How many lines of the entries below include the word "Подать"? Answer with the number alone.

[MATERIAL SUPPLIED]:
-- BEGIN --
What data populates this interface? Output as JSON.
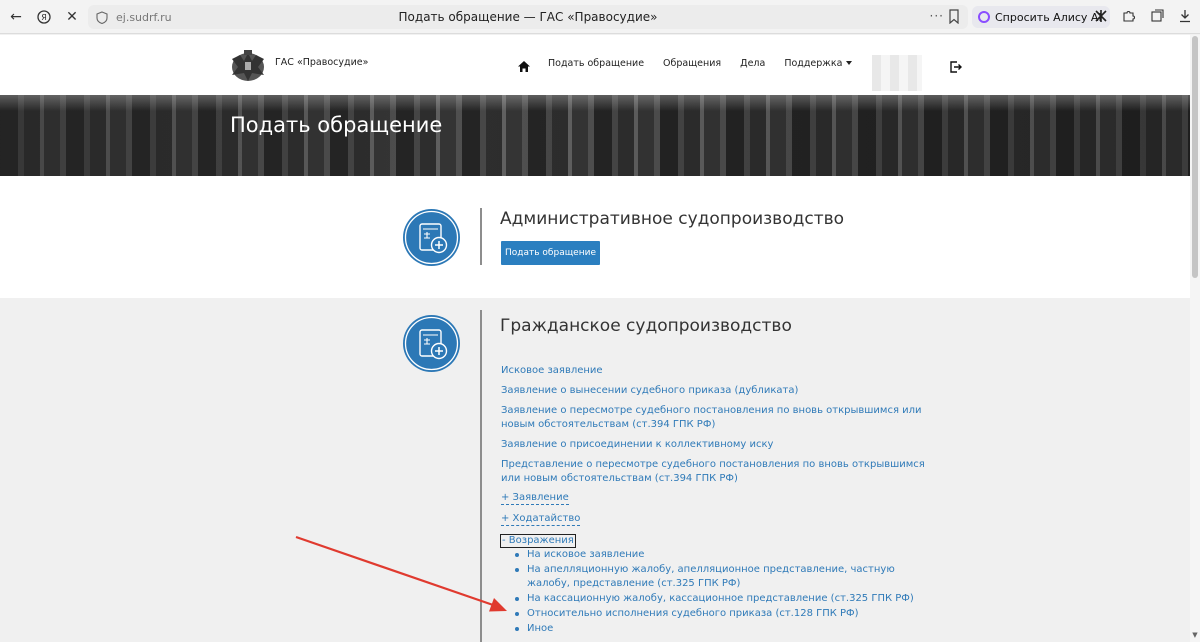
{
  "browser": {
    "url": "ej.sudrf.ru",
    "tab_title": "Подать обращение — ГАС «Правосудие»",
    "alice_label": "Спросить Алису AI"
  },
  "header": {
    "brand": "ГАС «Правосудие»",
    "menu": {
      "submit": "Подать обращение",
      "appeals": "Обращения",
      "cases": "Дела",
      "support": "Поддержка"
    }
  },
  "banner": {
    "title": "Подать обращение"
  },
  "admin": {
    "title": "Административное судопроизводство",
    "button": "Подать обращение"
  },
  "civil": {
    "title": "Гражданское судопроизводство",
    "links": [
      "Исковое заявление",
      "Заявление о вынесении судебного приказа (дубликата)",
      "Заявление о пересмотре судебного постановления по вновь открывшимся или новым обстоятельствам (ст.394 ГПК РФ)",
      "Заявление о присоединении к коллективному иску",
      "Представление о пересмотре судебного постановления по вновь открывшимся или новым обстоятельствам (ст.394 ГПК РФ)"
    ],
    "toggles": {
      "statement": "+ Заявление",
      "petition": "+ Ходатайство",
      "objection": "- Возражения"
    },
    "objection_items": [
      "На исковое заявление",
      "На апелляционную жалобу, апелляционное представление, частную жалобу, представление (ст.325 ГПК РФ)",
      "На кассационную жалобу, кассационное представление (ст.325 ГПК РФ)",
      "Относительно исполнения судебного приказа (ст.128 ГПК РФ)",
      "Иное"
    ]
  },
  "colors": {
    "accent": "#2c78b6",
    "link": "#2f7ab8",
    "annotation": "#e03a2f"
  }
}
-- END --
[SOLUTION TO THIS TASK]: 4